Task to complete :: Say how many lines hold the string "conditions", and nothing more.

Stored data:

====================

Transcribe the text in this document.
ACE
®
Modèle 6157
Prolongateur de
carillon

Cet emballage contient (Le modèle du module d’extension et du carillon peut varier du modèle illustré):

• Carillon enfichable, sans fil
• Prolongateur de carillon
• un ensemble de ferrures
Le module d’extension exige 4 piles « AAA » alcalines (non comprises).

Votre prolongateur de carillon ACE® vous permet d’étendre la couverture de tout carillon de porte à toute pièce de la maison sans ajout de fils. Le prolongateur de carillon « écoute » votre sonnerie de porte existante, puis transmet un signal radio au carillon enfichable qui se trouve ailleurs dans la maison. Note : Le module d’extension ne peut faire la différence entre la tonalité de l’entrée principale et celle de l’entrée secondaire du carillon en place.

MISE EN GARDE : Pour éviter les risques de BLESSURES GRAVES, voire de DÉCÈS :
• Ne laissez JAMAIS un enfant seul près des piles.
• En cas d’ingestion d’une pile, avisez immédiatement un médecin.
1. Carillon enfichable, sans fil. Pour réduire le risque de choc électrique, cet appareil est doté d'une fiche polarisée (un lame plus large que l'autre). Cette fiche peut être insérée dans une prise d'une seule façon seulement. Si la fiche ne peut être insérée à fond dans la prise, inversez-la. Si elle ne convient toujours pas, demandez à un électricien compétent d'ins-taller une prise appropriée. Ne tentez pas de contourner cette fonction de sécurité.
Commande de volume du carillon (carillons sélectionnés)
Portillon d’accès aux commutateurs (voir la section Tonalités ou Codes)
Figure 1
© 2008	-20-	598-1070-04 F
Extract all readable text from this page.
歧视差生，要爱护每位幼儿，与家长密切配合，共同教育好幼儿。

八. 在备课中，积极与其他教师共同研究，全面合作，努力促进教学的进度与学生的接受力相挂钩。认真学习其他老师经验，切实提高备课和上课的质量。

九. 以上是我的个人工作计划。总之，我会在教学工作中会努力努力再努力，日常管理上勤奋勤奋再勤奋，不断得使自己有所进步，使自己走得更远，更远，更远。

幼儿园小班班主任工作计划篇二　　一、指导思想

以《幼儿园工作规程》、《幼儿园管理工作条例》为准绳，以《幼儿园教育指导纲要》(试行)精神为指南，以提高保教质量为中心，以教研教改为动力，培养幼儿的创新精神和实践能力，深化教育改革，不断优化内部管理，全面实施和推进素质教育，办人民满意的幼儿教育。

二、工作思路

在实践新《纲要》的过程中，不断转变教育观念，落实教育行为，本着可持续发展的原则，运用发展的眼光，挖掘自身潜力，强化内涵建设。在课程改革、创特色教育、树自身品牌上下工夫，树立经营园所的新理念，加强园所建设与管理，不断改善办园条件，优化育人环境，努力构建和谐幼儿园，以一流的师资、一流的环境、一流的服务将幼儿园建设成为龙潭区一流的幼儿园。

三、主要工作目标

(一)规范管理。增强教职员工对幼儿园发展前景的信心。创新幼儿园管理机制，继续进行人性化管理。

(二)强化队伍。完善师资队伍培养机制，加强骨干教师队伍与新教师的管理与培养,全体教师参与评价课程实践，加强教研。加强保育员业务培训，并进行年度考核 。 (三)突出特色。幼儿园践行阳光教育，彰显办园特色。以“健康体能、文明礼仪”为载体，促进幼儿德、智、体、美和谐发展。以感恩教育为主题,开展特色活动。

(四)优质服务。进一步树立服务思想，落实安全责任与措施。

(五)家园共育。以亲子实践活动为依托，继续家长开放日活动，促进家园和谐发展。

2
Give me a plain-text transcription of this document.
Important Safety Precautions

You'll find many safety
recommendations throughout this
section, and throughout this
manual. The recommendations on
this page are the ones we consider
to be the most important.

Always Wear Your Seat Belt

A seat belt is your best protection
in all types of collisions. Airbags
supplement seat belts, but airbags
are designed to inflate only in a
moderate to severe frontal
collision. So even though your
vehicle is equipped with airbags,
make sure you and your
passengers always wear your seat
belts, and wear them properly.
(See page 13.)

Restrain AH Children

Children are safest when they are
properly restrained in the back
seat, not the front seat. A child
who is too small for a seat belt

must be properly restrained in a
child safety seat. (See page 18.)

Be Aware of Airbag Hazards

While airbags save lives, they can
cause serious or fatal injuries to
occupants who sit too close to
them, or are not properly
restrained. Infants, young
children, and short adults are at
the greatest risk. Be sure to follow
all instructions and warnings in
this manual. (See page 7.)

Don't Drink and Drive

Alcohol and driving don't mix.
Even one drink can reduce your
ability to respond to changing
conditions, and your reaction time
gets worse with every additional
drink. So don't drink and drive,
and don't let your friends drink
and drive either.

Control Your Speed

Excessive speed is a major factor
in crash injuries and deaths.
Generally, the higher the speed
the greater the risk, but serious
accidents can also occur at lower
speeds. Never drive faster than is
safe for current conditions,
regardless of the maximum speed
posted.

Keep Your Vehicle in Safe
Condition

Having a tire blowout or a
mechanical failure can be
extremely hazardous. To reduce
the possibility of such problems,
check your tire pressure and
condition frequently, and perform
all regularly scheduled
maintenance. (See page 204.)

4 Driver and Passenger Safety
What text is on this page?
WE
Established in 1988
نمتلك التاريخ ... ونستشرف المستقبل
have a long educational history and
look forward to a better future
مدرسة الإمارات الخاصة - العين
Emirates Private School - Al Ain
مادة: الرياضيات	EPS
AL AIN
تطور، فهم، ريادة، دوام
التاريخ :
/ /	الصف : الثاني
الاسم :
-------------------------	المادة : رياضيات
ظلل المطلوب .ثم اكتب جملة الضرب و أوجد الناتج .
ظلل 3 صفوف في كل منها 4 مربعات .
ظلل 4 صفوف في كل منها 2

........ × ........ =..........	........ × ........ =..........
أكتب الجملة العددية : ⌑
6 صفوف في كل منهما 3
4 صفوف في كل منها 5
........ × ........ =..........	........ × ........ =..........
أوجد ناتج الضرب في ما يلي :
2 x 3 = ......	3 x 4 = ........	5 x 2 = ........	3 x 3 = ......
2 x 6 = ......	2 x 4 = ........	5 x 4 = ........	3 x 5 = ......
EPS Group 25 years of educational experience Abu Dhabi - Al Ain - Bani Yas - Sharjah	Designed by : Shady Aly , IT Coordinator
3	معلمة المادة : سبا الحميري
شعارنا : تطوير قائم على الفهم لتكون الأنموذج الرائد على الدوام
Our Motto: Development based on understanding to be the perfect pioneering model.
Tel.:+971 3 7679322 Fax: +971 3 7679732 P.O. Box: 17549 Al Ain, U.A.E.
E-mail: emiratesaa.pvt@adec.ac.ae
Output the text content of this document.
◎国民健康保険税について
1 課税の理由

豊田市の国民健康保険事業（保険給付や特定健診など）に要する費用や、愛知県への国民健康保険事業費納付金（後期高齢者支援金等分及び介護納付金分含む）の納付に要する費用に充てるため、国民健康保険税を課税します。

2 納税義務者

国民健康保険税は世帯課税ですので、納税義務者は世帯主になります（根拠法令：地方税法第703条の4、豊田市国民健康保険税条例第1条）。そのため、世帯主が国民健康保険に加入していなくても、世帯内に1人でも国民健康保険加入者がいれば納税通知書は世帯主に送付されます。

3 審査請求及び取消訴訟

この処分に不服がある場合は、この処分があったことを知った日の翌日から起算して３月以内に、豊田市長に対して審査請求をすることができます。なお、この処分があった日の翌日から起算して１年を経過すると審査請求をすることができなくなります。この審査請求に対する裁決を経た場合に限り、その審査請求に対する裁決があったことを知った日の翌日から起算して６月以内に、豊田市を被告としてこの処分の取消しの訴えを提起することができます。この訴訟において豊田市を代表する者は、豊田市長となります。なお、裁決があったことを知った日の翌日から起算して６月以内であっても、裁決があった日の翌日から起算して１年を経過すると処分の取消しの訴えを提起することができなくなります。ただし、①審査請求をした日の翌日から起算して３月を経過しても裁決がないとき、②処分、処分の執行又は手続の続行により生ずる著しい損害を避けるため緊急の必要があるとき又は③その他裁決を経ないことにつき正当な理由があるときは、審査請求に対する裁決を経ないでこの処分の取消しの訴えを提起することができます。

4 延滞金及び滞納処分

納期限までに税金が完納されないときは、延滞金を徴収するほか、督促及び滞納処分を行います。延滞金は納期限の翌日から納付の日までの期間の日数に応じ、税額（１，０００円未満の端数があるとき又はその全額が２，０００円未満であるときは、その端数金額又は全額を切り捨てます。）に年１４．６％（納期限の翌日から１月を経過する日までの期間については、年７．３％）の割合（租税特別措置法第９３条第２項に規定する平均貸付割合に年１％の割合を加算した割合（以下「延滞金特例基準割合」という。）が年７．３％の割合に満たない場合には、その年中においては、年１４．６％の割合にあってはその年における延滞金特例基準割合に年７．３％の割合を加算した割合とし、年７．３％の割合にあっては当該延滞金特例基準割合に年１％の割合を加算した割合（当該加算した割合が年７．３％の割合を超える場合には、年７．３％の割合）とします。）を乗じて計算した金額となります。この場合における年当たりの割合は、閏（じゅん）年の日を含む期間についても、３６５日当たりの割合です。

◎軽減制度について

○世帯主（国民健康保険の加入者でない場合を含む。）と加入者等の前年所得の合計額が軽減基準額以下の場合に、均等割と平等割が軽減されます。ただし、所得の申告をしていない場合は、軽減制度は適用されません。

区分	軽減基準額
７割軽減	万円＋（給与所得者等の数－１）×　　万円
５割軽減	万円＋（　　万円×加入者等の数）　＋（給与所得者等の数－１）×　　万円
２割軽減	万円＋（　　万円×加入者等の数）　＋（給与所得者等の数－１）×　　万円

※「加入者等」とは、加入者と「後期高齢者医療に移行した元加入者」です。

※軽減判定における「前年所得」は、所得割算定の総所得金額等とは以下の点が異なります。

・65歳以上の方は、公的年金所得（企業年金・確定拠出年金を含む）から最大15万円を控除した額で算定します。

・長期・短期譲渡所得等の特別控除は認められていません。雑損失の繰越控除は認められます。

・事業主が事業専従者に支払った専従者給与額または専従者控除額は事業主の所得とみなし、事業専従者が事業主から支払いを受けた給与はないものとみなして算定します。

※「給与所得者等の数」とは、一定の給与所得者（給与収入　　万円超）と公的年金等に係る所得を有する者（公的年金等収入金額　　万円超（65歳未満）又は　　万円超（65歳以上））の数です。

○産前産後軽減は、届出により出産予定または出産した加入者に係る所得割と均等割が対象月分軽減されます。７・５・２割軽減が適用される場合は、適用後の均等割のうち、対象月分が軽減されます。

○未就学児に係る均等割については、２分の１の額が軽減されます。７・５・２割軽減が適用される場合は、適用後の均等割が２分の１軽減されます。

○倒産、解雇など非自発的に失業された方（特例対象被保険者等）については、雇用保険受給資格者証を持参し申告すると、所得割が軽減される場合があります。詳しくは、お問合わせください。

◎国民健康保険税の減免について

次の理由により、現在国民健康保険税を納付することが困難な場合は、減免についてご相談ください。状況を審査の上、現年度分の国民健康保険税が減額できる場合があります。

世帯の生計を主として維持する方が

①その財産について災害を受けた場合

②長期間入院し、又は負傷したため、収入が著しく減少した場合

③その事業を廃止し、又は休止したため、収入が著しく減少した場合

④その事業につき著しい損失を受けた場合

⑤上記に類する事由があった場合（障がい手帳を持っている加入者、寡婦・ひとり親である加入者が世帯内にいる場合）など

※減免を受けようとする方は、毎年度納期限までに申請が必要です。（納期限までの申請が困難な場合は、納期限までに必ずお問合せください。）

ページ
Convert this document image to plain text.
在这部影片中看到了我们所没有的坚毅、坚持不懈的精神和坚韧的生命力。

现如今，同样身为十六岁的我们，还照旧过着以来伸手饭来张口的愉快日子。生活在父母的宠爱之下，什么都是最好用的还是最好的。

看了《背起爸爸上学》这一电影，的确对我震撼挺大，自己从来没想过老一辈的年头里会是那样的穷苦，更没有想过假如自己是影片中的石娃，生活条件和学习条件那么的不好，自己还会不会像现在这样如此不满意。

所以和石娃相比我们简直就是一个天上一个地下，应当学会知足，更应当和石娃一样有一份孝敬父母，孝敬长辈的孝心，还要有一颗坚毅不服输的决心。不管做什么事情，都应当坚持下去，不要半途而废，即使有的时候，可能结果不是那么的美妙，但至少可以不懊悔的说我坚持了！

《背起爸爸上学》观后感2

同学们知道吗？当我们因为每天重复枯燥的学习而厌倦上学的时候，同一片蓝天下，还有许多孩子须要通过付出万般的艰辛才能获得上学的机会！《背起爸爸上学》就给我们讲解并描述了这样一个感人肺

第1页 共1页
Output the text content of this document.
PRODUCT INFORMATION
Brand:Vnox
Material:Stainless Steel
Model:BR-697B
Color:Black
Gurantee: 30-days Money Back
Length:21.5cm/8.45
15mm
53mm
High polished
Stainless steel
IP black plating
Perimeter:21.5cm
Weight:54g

====================

Result of this task :: 2